TASK INSTRUCTIONS:
Check the listing below line by line and report how many lines hold "muerte", with no other words.

[Recorded data]
%%

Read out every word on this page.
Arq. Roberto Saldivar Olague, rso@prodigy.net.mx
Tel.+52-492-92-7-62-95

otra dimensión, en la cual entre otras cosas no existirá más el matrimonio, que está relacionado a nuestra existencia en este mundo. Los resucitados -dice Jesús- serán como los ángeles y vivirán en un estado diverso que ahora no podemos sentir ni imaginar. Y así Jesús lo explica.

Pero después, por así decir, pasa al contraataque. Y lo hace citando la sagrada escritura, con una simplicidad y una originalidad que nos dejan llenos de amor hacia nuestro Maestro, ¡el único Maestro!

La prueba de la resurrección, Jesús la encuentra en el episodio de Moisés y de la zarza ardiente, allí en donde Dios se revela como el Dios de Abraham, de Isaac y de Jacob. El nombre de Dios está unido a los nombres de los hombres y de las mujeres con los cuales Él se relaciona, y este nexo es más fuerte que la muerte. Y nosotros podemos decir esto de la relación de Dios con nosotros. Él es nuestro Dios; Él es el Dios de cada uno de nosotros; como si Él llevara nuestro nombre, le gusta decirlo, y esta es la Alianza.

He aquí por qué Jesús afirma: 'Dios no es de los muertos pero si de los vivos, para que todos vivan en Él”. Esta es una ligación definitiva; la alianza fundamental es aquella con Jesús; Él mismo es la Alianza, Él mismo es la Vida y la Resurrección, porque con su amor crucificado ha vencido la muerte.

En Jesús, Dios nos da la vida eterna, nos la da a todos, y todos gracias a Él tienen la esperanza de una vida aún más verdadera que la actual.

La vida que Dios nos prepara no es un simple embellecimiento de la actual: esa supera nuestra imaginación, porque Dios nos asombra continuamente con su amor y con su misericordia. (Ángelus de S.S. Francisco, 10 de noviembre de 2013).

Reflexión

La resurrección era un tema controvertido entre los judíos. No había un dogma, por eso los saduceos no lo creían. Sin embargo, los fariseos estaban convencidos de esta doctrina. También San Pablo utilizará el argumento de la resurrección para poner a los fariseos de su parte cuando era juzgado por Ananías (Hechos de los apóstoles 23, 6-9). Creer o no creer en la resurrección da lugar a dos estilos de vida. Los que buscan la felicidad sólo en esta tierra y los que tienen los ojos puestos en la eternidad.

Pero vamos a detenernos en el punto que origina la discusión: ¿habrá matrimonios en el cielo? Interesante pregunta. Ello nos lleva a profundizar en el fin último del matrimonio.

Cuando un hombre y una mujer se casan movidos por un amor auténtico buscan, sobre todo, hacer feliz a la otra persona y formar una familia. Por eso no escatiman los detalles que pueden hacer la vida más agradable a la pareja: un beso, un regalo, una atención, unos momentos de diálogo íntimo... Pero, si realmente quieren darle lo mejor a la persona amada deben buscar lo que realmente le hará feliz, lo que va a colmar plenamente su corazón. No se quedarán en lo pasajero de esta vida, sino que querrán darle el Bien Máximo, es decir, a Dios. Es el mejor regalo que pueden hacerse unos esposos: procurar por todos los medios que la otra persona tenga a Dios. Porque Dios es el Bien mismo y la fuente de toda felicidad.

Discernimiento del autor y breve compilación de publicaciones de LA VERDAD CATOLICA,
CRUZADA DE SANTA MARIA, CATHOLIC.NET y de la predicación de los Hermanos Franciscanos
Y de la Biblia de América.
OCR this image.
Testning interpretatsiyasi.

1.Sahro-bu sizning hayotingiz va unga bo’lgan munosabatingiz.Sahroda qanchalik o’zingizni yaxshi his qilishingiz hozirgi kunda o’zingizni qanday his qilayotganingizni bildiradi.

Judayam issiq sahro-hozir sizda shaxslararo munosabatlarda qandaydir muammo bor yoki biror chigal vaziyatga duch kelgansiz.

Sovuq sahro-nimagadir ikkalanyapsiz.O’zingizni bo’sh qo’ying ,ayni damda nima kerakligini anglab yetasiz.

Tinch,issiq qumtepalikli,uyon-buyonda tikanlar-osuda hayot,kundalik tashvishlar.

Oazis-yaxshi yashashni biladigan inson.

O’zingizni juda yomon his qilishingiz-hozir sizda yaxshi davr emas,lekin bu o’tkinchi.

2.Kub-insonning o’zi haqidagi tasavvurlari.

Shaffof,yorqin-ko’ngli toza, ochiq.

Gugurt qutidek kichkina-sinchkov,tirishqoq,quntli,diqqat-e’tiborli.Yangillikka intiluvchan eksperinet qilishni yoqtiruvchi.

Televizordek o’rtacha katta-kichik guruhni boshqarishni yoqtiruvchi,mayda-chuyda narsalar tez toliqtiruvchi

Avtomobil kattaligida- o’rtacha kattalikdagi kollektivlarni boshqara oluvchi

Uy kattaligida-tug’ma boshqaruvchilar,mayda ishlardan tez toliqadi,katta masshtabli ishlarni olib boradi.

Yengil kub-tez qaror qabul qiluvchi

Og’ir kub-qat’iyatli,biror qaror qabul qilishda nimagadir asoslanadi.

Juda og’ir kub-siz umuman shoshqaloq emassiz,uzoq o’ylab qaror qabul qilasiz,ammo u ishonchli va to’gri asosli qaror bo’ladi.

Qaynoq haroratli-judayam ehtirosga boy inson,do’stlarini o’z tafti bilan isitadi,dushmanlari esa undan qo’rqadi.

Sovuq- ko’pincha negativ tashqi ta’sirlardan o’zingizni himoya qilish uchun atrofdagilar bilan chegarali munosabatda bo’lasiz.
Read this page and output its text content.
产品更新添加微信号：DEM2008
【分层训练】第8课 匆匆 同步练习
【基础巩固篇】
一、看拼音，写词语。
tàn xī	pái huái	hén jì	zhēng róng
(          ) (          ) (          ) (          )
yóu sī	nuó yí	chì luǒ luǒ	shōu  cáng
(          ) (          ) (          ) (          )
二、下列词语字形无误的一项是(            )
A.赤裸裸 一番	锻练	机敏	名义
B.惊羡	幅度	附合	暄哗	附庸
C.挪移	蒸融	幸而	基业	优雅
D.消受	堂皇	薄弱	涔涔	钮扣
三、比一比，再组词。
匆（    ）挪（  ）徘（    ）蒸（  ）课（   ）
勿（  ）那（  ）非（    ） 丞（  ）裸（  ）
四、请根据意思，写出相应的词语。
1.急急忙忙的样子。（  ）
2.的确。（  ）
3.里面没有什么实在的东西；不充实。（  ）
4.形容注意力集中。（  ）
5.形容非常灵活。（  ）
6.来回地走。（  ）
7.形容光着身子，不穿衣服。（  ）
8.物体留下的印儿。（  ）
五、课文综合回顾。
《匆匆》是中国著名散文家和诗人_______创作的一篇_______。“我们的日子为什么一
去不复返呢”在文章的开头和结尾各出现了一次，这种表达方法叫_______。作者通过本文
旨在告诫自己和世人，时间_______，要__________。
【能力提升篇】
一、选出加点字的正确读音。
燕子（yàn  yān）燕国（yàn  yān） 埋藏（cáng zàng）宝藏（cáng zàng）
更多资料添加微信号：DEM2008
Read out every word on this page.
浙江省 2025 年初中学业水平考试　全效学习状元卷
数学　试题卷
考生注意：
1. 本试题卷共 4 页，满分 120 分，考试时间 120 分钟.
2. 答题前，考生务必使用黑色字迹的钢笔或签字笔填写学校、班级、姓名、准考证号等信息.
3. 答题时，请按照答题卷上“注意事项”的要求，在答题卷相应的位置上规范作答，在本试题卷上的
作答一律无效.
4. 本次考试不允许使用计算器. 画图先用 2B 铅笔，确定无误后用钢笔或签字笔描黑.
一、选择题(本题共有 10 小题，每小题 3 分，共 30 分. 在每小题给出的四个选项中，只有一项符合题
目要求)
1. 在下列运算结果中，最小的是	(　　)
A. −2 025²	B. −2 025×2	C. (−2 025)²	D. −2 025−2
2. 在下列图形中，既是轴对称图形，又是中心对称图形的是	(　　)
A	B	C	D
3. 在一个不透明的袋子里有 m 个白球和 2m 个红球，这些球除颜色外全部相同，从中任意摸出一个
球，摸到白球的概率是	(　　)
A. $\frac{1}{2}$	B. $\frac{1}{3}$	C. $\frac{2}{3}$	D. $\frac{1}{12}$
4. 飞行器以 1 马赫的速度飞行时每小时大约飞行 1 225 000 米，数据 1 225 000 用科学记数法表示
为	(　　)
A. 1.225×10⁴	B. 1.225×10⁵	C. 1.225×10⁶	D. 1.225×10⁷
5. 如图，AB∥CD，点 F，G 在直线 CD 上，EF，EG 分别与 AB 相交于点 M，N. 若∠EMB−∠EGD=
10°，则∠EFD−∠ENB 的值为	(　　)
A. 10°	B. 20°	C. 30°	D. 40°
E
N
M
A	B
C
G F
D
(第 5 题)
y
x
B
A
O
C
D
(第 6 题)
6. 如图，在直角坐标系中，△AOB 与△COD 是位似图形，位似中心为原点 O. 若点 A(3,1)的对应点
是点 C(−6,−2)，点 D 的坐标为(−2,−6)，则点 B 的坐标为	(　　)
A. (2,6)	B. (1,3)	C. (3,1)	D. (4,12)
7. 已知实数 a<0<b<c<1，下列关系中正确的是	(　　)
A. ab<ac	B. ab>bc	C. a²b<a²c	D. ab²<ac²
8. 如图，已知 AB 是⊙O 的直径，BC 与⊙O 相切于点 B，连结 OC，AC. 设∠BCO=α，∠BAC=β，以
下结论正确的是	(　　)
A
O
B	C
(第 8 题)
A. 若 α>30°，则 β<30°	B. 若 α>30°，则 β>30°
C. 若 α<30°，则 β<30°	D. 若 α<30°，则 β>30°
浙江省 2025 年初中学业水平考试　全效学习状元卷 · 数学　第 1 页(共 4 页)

%%

OUTPUT:
2